■ **WHAT THE EXERCISE ASKS**: Repeat the listing below in full, keeping each word as given.

━━━ AVAILABLE DATA

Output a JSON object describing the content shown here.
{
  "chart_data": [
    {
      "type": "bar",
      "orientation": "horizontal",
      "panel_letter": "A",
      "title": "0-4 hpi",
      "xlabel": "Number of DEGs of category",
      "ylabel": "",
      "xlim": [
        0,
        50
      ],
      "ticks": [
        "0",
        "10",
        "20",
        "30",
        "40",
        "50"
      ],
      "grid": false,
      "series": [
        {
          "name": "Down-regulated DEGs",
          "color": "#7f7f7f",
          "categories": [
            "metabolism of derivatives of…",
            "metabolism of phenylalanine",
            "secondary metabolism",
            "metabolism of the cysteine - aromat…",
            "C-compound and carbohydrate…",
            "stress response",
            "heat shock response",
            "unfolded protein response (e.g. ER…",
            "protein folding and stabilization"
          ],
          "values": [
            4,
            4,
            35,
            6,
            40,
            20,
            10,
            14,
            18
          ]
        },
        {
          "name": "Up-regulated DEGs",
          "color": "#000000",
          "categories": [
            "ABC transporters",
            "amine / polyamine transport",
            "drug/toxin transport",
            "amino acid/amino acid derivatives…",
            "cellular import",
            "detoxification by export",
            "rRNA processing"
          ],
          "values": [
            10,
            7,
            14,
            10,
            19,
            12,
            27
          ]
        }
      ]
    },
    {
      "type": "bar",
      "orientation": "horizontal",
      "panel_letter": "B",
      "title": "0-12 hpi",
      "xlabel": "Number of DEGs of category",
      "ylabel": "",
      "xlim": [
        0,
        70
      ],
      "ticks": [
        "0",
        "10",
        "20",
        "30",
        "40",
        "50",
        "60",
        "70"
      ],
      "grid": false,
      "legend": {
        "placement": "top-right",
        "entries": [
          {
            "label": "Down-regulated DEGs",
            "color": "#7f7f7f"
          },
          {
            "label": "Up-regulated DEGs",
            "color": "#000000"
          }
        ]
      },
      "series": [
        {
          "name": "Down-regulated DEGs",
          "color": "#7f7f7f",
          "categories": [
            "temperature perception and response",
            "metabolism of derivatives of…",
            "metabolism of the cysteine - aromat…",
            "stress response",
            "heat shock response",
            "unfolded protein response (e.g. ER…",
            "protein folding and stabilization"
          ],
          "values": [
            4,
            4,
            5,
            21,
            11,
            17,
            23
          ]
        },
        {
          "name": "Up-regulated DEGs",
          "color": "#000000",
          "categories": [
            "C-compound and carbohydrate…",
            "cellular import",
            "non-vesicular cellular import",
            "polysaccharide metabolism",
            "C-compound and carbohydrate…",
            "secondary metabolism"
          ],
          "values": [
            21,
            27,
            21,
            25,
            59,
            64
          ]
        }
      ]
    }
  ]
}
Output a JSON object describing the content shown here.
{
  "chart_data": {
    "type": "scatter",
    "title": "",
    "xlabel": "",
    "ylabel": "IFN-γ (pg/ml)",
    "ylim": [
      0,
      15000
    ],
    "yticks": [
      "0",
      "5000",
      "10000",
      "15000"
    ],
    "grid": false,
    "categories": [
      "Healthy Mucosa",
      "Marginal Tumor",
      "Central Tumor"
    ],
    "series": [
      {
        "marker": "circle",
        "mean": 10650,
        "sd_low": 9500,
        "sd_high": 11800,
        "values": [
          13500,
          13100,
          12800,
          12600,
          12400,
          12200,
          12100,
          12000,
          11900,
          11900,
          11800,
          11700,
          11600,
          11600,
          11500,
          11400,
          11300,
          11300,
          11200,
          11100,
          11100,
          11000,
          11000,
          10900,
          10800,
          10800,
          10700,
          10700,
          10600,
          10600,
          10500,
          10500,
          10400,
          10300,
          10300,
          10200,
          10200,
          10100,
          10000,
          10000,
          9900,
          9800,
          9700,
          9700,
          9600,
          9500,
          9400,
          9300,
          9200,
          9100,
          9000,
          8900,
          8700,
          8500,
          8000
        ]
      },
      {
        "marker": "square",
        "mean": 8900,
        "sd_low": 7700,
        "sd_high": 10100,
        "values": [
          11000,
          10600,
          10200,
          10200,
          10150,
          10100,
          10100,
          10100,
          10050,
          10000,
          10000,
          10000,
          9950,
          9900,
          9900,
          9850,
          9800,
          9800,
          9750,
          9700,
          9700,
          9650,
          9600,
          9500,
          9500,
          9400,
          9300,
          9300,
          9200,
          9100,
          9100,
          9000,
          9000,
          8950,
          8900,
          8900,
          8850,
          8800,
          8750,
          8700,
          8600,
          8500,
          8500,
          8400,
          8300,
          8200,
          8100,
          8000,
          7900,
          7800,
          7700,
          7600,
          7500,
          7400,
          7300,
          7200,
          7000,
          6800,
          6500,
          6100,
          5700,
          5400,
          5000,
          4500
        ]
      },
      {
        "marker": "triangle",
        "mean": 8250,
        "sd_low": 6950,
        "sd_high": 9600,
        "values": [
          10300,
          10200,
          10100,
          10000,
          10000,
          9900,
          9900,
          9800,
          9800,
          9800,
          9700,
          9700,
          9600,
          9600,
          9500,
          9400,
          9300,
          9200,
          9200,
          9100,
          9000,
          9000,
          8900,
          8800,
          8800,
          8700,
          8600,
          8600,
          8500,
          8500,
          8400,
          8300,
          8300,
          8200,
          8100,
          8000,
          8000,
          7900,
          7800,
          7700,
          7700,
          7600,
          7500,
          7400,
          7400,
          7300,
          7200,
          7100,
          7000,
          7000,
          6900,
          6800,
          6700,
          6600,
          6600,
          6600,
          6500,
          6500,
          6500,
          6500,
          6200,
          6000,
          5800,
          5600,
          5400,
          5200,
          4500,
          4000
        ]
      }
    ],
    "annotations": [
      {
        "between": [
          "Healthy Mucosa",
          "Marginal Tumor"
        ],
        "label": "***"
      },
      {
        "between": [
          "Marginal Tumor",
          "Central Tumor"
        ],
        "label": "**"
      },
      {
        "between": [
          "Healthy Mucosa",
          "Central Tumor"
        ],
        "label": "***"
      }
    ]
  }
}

━━━━━━

■ **FINAL ANSWER**:
Output a JSON object describing the content shown here.
{
  "chart_data": [
    {
      "type": "bar",
      "orientation": "horizontal",
      "panel_letter": "A",
      "title": "0-4 hpi",
      "xlabel": "Number of DEGs of category",
      "ylabel": "",
      "xlim": [
        0,
        50
      ],
      "ticks": [
        "0",
        "10",
        "20",
        "30",
        "40",
        "50"
      ],
      "grid": false,
      "series": [
        {
          "name": "Down-regulated DEGs",
          "color": "#7f7f7f",
          "categories": [
            "metabolism of derivatives of…",
            "metabolism of phenylalanine",
            "secondary metabolism",
            "metabolism of the cysteine - aromat…",
            "C-compound and carbohydrate…",
            "stress response",
            "heat shock response",
            "unfolded protein response (e.g. ER…",
            "protein folding and stabilization"
          ],
          "values": [
            4,
            4,
            35,
            6,
            40,
            20,
            10,
            14,
            18
          ]
        },
        {
          "name": "Up-regulated DEGs",
          "color": "#000000",
          "categories": [
            "ABC transporters",
            "amine / polyamine transport",
            "drug/toxin transport",
            "amino acid/amino acid derivatives…",
            "cellular import",
            "detoxification by export",
            "rRNA processing"
          ],
          "values": [
            10,
            7,
            14,
            10,
            19,
            12,
            27
          ]
        }
      ]
    },
    {
      "type": "bar",
      "orientation": "horizontal",
      "panel_letter": "B",
      "title": "0-12 hpi",
      "xlabel": "Number of DEGs of category",
      "ylabel": "",
      "xlim": [
        0,
        70
      ],
      "ticks": [
        "0",
        "10",
        "20",
        "30",
        "40",
        "50",
        "60",
        "70"
      ],
      "grid": false,
      "legend": {
        "placement": "top-right",
        "entries": [
          {
            "label": "Down-regulated DEGs",
            "color": "#7f7f7f"
          },
          {
            "label": "Up-regulated DEGs",
            "color": "#000000"
          }
        ]
      },
      "series": [
        {
          "name": "Down-regulated DEGs",
          "color": "#7f7f7f",
          "categories": [
            "temperature perception and response",
            "metabolism of derivatives of…",
            "metabolism of the cysteine - aromat…",
            "stress response",
            "heat shock response",
            "unfolded protein response (e.g. ER…",
            "protein folding and stabilization"
          ],
          "values": [
            4,
            4,
            5,
            21,
            11,
            17,
            23
          ]
        },
        {
          "name": "Up-regulated DEGs",
          "color": "#000000",
          "categories": [
            "C-compound and carbohydrate…",
            "cellular import",
            "non-vesicular cellular import",
            "polysaccharide metabolism",
            "C-compound and carbohydrate…",
            "secondary metabolism"
          ],
          "values": [
            21,
            27,
            21,
            25,
            59,
            64
          ]
        }
      ]
    }
  ]
}
Output a JSON object describing the content shown here.
{
  "chart_data": {
    "type": "scatter",
    "title": "",
    "xlabel": "",
    "ylabel": "IFN-γ (pg/ml)",
    "ylim": [
      0,
      15000
    ],
    "yticks": [
      "0",
      "5000",
      "10000",
      "15000"
    ],
    "grid": false,
    "categories": [
      "Healthy Mucosa",
      "Marginal Tumor",
      "Central Tumor"
    ],
    "series": [
      {
        "marker": "circle",
        "mean": 10650,
        "sd_low": 9500,
        "sd_high": 11800,
        "values": [
          13500,
          13100,
          12800,
          12600,
          12400,
          12200,
          12100,
          12000,
          11900,
          11900,
          11800,
          11700,
          11600,
          11600,
          11500,
          11400,
          11300,
          11300,
          11200,
          11100,
          11100,
          11000,
          11000,
          10900,
          10800,
          10800,
          10700,
          10700,
          10600,
          10600,
          10500,
          10500,
          10400,
          10300,
          10300,
          10200,
          10200,
          10100,
          10000,
          10000,
          9900,
          9800,
          9700,
          9700,
          9600,
          9500,
          9400,
          9300,
          9200,
          9100,
          9000,
          8900,
          8700,
          8500,
          8000
        ]
      },
      {
        "marker": "square",
        "mean": 8900,
        "sd_low": 7700,
        "sd_high": 10100,
        "values": [
          11000,
          10600,
          10200,
          10200,
          10150,
          10100,
          10100,
          10100,
          10050,
          10000,
          10000,
          10000,
          9950,
          9900,
          9900,
          9850,
          9800,
          9800,
          9750,
          9700,
          9700,
          9650,
          9600,
          9500,
          9500,
          9400,
          9300,
          9300,
          9200,
          9100,
          9100,
          9000,
          9000,
          8950,
          8900,
          8900,
          8850,
          8800,
          8750,
          8700,
          8600,
          8500,
          8500,
          8400,
          8300,
          8200,
          8100,
          8000,
          7900,
          7800,
          7700,
          7600,
          7500,
          7400,
          7300,
          7200,
          7000,
          6800,
          6500,
          6100,
          5700,
          5400,
          5000,
          4500
        ]
      },
      {
        "marker": "triangle",
        "mean": 8250,
        "sd_low": 6950,
        "sd_high": 9600,
        "values": [
          10300,
          10200,
          10100,
          10000,
          10000,
          9900,
          9900,
          9800,
          9800,
          9800,
          9700,
          9700,
          9600,
          9600,
          9500,
          9400,
          9300,
          9200,
          9200,
          9100,
          9000,
          9000,
          8900,
          8800,
          8800,
          8700,
          8600,
          8600,
          8500,
          8500,
          8400,
          8300,
          8300,
          8200,
          8100,
          8000,
          8000,
          7900,
          7800,
          7700,
          7700,
          7600,
          7500,
          7400,
          7400,
          7300,
          7200,
          7100,
          7000,
          7000,
          6900,
          6800,
          6700,
          6600,
          6600,
          6600,
          6500,
          6500,
          6500,
          6500,
          6200,
          6000,
          5800,
          5600,
          5400,
          5200,
          4500,
          4000
        ]
      }
    ],
    "annotations": [
      {
        "between": [
          "Healthy Mucosa",
          "Marginal Tumor"
        ],
        "label": "***"
      },
      {
        "between": [
          "Marginal Tumor",
          "Central Tumor"
        ],
        "label": "**"
      },
      {
        "between": [
          "Healthy Mucosa",
          "Central Tumor"
        ],
        "label": "***"
      }
    ]
  }
}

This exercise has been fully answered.